◆ Given request ◆
From the entries below, extract every line that contains the string "tick". Treat uppercase and lowercase as distinct.
════════════════
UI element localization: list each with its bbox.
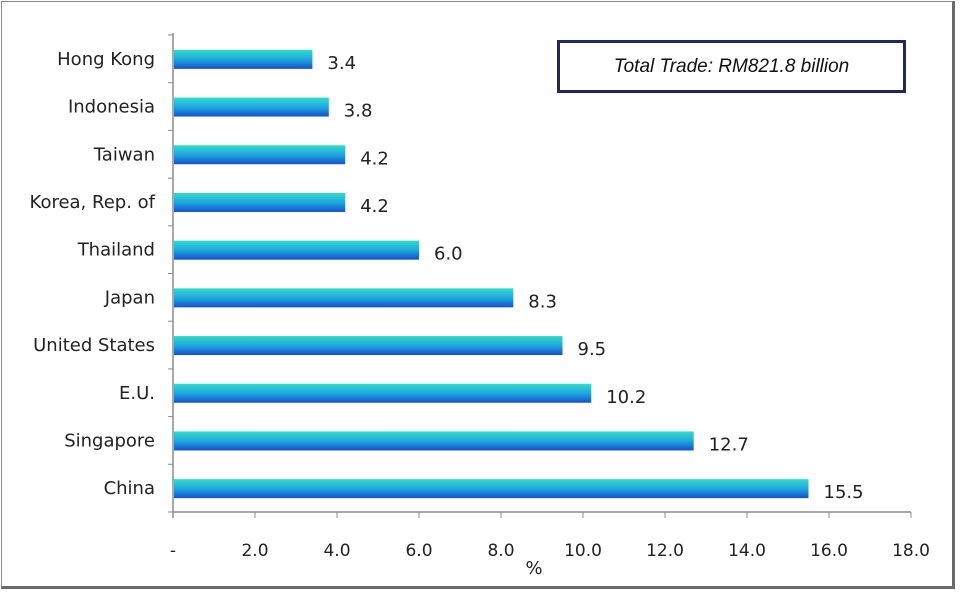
bar <box>174 288 514 308</box>
data-label: 3.4 <box>327 53 356 74</box>
category-label: Thailand <box>77 240 155 261</box>
x-tick-label: 8.0 <box>487 541 514 561</box>
bar <box>174 479 809 499</box>
data-label: 4.2 <box>360 196 389 217</box>
x-tick-label: 10.0 <box>564 541 602 561</box>
category-label: E.U. <box>119 383 155 404</box>
x-tick-label: 18.0 <box>892 541 930 561</box>
category-label: Taiwan <box>93 144 155 165</box>
total-trade-text: Total Trade: RM821.8 billion <box>613 55 850 77</box>
x-tick-label: 14.0 <box>728 541 766 561</box>
total-trade-annotation: Total Trade: RM821.8 billion <box>557 40 906 93</box>
data-label: 8.3 <box>528 291 557 312</box>
data-label: 15.5 <box>824 482 864 503</box>
bar <box>174 240 419 260</box>
category-label: Singapore <box>64 430 155 451</box>
data-label: 3.8 <box>344 101 373 122</box>
x-tick-label: 12.0 <box>646 541 684 561</box>
bar <box>174 336 563 356</box>
bar <box>174 145 346 165</box>
category-label: China <box>104 478 155 499</box>
data-label: 6.0 <box>434 244 463 265</box>
bar <box>174 49 313 69</box>
data-label: 10.2 <box>606 387 646 408</box>
category-label: Indonesia <box>68 97 155 118</box>
data-label: 4.2 <box>360 148 389 169</box>
x-tick-label: - <box>170 541 176 561</box>
x-axis-label: % <box>525 558 542 579</box>
data-label: 9.5 <box>578 339 607 360</box>
category-label: Korea, Rep. of <box>30 192 156 213</box>
x-tick-label: 2.0 <box>241 541 268 561</box>
category-label: United States <box>33 335 155 356</box>
data-label: 12.7 <box>709 434 749 455</box>
category-label: Japan <box>104 287 155 308</box>
bar <box>174 97 329 117</box>
x-tick-label: 16.0 <box>810 541 848 561</box>
bar <box>174 383 592 403</box>
x-tick-label: 6.0 <box>405 541 432 561</box>
bar <box>174 192 346 212</box>
bar <box>174 431 694 451</box>
category-label: Hong Kong <box>57 49 155 70</box>
x-tick-label: 4.0 <box>323 541 350 561</box>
════════════════
◆ Completed exercise ◆
x-tick-label: 8.0 <box>487 541 514 561</box>
x-tick-label: 10.0 <box>564 541 602 561</box>
x-tick-label: 18.0 <box>892 541 930 561</box>
x-tick-label: 14.0 <box>728 541 766 561</box>
x-tick-label: 12.0 <box>646 541 684 561</box>
x-tick-label: - <box>170 541 176 561</box>
x-tick-label: 2.0 <box>241 541 268 561</box>
x-tick-label: 16.0 <box>810 541 848 561</box>
x-tick-label: 6.0 <box>405 541 432 561</box>
x-tick-label: 4.0 <box>323 541 350 561</box>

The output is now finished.